*MATERIAL TO PROCESS*
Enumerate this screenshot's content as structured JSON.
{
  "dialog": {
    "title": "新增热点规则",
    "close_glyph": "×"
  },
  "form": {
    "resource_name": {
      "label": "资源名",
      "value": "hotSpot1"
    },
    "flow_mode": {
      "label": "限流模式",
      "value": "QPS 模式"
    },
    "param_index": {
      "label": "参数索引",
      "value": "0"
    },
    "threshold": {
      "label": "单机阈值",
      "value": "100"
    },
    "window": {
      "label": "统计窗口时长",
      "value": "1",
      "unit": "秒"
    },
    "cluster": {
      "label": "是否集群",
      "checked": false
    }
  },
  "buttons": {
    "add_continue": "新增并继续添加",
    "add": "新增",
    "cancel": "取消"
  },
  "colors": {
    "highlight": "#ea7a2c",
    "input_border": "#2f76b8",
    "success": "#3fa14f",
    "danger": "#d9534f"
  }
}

*WHAT YOU SHOULD DO*
Identify the lines of the entries containing the string "value". Copy each such line.

*CORRECT RESULT*
      "value": "hotSpot1"
      "value": "QPS 模式"
      "value": "0"
      "value": "100"
      "value": "1",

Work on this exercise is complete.